Problem requirements: Duplicate the listing lines from the line with "i need the location" to the line with "54, 226, 141]", including both of those lines, and reproduce each one precisely.

Data to process:
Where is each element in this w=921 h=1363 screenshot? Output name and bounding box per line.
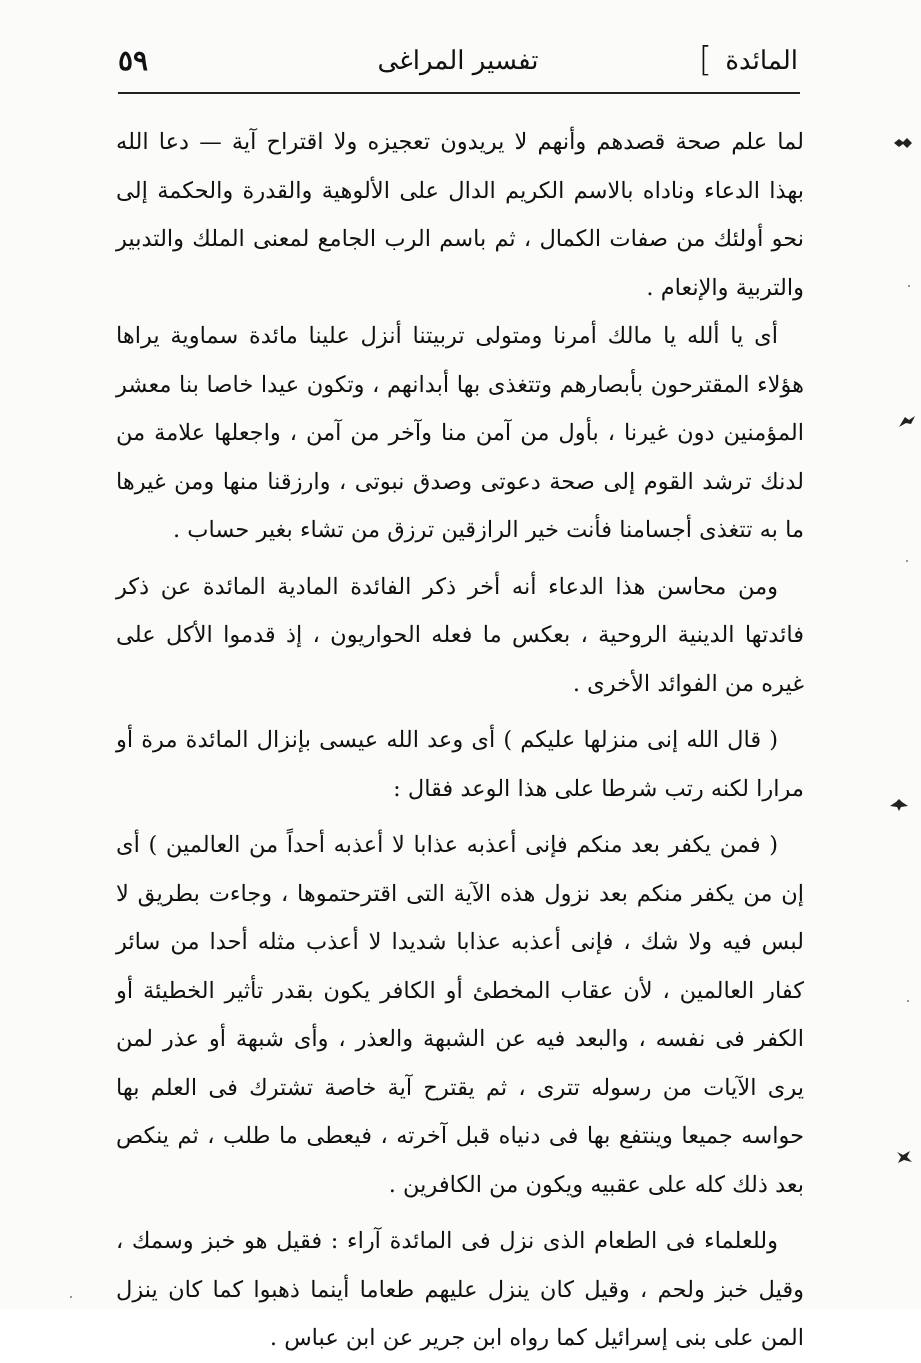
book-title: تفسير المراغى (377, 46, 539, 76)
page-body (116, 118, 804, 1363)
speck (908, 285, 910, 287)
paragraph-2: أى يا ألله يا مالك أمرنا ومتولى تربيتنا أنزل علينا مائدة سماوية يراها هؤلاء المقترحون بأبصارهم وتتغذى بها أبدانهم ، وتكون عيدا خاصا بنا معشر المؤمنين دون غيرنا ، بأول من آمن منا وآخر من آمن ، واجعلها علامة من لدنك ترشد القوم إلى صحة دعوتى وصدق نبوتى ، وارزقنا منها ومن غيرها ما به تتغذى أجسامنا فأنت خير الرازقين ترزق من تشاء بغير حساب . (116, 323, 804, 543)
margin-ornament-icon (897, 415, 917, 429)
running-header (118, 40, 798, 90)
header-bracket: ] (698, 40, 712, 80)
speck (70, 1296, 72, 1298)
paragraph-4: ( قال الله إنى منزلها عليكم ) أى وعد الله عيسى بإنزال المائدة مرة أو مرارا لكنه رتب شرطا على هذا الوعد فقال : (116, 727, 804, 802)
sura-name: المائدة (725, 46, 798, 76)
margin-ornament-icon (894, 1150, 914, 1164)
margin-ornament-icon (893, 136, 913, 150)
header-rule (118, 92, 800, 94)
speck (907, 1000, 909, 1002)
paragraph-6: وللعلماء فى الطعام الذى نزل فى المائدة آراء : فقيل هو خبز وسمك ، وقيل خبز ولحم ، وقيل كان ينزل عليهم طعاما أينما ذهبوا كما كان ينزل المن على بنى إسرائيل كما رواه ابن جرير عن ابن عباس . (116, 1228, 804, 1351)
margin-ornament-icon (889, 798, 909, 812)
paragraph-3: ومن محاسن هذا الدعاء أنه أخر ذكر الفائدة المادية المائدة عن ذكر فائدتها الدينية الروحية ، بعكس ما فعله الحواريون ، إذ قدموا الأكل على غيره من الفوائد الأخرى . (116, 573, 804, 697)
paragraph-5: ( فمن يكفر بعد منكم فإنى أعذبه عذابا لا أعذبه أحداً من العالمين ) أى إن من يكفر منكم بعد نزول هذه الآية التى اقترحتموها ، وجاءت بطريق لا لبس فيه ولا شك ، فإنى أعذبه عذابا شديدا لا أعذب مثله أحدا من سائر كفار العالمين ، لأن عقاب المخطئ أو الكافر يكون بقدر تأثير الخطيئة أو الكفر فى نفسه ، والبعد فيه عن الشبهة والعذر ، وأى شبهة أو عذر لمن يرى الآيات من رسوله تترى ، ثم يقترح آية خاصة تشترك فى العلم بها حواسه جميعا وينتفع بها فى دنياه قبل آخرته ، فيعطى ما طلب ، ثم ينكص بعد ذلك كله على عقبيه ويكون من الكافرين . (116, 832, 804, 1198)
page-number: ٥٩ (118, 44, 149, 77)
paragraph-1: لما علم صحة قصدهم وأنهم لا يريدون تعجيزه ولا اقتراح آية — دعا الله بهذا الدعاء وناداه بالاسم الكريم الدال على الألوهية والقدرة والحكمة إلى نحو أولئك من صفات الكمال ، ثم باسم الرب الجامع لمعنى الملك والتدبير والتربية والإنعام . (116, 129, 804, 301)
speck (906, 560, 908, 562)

* * *

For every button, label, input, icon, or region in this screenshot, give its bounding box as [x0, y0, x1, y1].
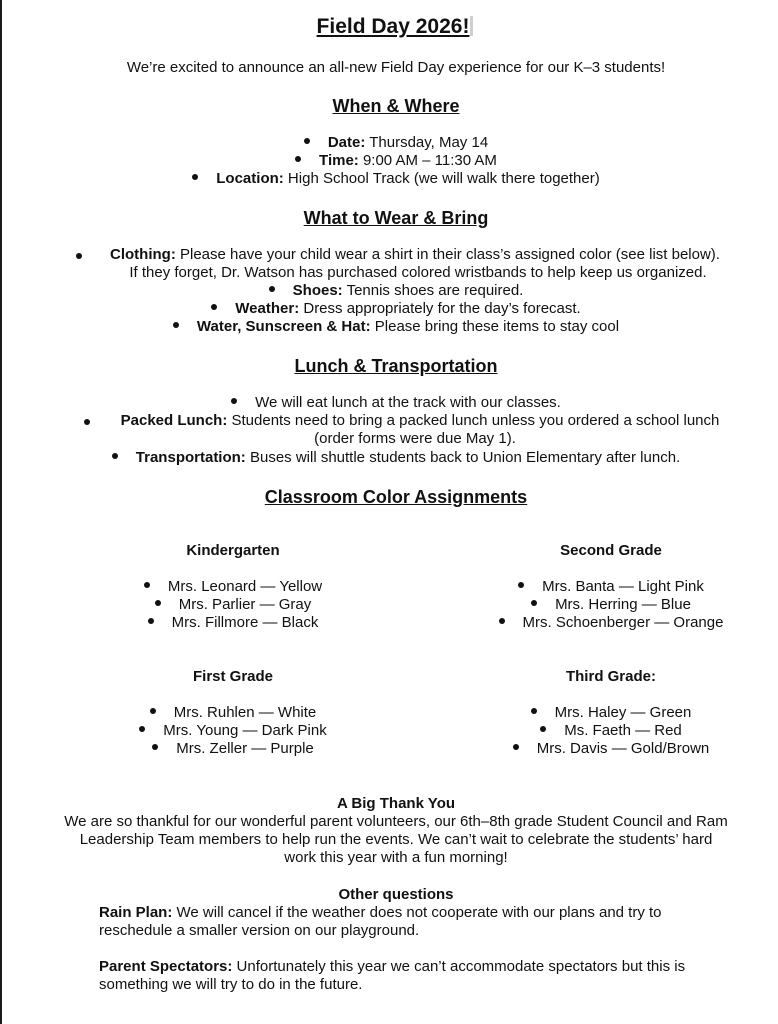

--

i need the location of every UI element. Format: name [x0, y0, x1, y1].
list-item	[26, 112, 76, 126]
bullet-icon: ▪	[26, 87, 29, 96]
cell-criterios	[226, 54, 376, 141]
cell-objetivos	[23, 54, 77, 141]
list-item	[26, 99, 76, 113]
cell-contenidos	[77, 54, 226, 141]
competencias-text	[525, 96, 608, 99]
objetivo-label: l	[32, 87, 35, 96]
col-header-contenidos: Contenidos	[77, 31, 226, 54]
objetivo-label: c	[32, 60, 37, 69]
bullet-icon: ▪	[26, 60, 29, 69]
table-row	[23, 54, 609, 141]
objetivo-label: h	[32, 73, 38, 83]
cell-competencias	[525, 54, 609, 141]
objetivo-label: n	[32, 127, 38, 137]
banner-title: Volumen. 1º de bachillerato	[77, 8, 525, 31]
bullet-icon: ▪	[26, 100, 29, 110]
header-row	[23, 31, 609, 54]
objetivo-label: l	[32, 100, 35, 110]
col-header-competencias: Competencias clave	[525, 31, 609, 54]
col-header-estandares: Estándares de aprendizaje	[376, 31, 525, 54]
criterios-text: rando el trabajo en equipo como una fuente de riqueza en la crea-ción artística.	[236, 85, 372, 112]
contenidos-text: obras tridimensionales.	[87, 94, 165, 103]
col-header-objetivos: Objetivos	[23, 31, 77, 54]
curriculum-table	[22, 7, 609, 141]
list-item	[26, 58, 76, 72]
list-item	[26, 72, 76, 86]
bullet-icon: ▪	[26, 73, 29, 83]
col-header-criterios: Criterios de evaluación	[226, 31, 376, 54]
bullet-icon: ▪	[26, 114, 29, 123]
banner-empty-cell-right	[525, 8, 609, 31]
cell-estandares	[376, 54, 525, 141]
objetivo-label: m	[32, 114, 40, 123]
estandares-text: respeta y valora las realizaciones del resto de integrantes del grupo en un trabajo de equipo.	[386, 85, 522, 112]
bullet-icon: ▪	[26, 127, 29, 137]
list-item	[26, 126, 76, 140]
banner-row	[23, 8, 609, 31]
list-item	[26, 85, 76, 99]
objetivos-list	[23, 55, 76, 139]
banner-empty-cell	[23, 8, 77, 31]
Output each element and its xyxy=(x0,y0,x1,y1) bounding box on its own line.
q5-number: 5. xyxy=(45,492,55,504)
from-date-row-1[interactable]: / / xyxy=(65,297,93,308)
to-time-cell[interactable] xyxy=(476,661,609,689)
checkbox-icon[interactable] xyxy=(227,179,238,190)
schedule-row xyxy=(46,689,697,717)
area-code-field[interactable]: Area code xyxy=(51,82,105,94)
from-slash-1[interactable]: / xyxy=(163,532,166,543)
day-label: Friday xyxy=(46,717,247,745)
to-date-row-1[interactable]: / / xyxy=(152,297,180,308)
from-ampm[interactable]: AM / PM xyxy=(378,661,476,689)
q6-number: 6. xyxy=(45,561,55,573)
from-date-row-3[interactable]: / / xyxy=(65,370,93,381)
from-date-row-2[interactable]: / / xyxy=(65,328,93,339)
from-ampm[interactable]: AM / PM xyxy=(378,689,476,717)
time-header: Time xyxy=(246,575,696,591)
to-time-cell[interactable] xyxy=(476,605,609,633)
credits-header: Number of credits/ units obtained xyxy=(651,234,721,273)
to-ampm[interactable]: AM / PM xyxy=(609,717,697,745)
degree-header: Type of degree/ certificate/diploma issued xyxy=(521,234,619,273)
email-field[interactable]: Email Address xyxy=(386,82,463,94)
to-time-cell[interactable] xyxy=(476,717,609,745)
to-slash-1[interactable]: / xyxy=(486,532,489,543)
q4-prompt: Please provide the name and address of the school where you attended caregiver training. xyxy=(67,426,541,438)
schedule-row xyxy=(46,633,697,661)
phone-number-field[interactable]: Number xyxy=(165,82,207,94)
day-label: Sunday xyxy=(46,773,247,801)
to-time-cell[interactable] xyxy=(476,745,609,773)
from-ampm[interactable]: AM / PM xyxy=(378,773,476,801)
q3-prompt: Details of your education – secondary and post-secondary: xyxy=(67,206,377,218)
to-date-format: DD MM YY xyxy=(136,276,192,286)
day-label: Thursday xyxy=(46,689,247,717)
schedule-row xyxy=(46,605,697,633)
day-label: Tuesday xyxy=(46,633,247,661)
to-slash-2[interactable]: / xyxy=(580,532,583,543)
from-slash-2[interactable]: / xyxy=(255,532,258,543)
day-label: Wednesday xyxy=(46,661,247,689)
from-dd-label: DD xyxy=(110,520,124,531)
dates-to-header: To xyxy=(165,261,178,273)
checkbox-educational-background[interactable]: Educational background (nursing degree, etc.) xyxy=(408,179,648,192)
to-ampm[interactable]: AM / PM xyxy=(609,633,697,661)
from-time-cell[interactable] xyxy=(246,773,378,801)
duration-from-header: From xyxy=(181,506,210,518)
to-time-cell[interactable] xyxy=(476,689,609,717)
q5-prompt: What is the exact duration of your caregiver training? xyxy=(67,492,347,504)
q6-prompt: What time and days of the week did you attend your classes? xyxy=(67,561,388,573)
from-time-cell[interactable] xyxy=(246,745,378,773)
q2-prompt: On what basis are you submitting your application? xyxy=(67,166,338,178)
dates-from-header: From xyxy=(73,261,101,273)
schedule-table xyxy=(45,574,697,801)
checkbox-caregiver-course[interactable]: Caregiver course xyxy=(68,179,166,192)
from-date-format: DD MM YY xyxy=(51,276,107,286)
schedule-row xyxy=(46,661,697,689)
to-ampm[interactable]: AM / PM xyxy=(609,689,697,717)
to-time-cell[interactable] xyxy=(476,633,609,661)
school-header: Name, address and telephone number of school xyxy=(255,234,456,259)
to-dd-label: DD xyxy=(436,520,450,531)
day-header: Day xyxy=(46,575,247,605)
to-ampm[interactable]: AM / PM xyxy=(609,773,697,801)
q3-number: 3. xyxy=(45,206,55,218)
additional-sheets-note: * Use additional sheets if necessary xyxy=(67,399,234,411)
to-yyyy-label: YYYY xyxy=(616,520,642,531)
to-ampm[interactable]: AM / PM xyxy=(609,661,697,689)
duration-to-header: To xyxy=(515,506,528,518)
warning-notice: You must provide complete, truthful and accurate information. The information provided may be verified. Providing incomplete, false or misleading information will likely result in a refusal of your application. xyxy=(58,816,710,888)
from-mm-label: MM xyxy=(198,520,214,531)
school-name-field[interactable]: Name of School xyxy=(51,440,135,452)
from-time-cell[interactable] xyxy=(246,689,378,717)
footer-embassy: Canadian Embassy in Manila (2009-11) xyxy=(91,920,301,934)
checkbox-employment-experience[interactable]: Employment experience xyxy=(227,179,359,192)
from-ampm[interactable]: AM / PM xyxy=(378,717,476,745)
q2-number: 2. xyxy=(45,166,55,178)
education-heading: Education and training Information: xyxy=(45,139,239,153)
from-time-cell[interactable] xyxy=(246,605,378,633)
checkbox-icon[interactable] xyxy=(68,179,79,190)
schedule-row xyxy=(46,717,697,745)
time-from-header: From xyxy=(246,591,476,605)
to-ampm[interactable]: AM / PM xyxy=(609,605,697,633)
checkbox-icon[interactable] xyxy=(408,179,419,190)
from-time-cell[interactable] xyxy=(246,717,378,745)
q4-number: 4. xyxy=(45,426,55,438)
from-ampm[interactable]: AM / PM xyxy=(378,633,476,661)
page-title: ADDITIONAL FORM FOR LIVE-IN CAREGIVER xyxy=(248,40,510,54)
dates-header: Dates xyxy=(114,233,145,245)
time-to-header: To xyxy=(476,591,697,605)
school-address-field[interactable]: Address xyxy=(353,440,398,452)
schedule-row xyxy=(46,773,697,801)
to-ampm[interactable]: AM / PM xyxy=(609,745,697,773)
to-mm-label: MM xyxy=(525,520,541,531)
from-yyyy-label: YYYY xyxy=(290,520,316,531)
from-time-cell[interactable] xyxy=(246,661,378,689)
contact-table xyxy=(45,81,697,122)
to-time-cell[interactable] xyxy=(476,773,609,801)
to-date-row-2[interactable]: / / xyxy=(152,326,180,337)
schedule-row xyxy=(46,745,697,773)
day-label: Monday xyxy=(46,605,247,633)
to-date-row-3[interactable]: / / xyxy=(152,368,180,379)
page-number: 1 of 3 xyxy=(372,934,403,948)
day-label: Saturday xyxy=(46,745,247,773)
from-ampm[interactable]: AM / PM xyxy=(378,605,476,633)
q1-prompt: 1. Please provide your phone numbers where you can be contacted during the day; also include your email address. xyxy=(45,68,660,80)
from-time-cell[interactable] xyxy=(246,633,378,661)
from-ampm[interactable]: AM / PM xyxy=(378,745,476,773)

Result below:
i need the location of every UI element. Format: name [x0, y0, x1, y1].
list-item	[26, 112, 76, 126]
bullet-icon: ▪	[26, 87, 29, 96]
cell-criterios	[226, 54, 376, 141]
cell-objetivos	[23, 54, 77, 141]
list-item	[26, 99, 76, 113]
cell-contenidos	[77, 54, 226, 141]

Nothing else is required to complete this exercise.